[Data listing]
....
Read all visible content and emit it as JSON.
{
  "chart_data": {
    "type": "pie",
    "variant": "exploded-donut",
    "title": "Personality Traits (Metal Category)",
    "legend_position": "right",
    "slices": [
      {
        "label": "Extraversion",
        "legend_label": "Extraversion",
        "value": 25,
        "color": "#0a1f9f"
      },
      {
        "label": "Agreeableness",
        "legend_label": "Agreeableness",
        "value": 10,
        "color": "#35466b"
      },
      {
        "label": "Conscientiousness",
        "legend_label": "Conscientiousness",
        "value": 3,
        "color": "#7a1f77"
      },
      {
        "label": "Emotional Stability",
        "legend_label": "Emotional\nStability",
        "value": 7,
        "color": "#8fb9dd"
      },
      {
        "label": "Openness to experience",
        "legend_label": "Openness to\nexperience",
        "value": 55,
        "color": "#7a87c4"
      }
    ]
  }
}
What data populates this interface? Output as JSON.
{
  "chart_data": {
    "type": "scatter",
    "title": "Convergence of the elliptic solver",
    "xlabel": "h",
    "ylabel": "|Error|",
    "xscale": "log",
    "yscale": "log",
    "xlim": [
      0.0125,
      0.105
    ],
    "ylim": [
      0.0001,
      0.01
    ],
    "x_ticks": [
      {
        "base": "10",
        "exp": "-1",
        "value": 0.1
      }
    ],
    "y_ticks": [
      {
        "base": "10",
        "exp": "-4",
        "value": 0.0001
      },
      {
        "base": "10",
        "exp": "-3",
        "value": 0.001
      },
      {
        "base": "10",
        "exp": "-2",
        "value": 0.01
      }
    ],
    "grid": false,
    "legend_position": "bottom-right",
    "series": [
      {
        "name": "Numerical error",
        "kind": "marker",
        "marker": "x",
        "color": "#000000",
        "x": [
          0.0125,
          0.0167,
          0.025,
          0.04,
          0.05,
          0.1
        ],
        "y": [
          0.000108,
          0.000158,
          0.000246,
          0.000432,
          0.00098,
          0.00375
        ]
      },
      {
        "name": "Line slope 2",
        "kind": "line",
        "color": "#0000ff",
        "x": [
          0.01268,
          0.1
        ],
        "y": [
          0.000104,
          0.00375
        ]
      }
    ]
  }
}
....
▶ [Requirements]: Each line of the material must be restated exactly.

▶ [Answer to this problem]:
Read all visible content and emit it as JSON.
{
  "chart_data": {
    "type": "pie",
    "variant": "exploded-donut",
    "title": "Personality Traits (Metal Category)",
    "legend_position": "right",
    "slices": [
      {
        "label": "Extraversion",
        "legend_label": "Extraversion",
        "value": 25,
        "color": "#0a1f9f"
      },
      {
        "label": "Agreeableness",
        "legend_label": "Agreeableness",
        "value": 10,
        "color": "#35466b"
      },
      {
        "label": "Conscientiousness",
        "legend_label": "Conscientiousness",
        "value": 3,
        "color": "#7a1f77"
      },
      {
        "label": "Emotional Stability",
        "legend_label": "Emotional\nStability",
        "value": 7,
        "color": "#8fb9dd"
      },
      {
        "label": "Openness to experience",
        "legend_label": "Openness to\nexperience",
        "value": 55,
        "color": "#7a87c4"
      }
    ]
  }
}
What data populates this interface? Output as JSON.
{
  "chart_data": {
    "type": "scatter",
    "title": "Convergence of the elliptic solver",
    "xlabel": "h",
    "ylabel": "|Error|",
    "xscale": "log",
    "yscale": "log",
    "xlim": [
      0.0125,
      0.105
    ],
    "ylim": [
      0.0001,
      0.01
    ],
    "x_ticks": [
      {
        "base": "10",
        "exp": "-1",
        "value": 0.1
      }
    ],
    "y_ticks": [
      {
        "base": "10",
        "exp": "-4",
        "value": 0.0001
      },
      {
        "base": "10",
        "exp": "-3",
        "value": 0.001
      },
      {
        "base": "10",
        "exp": "-2",
        "value": 0.01
      }
    ],
    "grid": false,
    "legend_position": "bottom-right",
    "series": [
      {
        "name": "Numerical error",
        "kind": "marker",
        "marker": "x",
        "color": "#000000",
        "x": [
          0.0125,
          0.0167,
          0.025,
          0.04,
          0.05,
          0.1
        ],
        "y": [
          0.000108,
          0.000158,
          0.000246,
          0.000432,
          0.00098,
          0.00375
        ]
      },
      {
        "name": "Line slope 2",
        "kind": "line",
        "color": "#0000ff",
        "x": [
          0.01268,
          0.1
        ],
        "y": [
          0.000104,
          0.00375
        ]
      }
    ]
  }
}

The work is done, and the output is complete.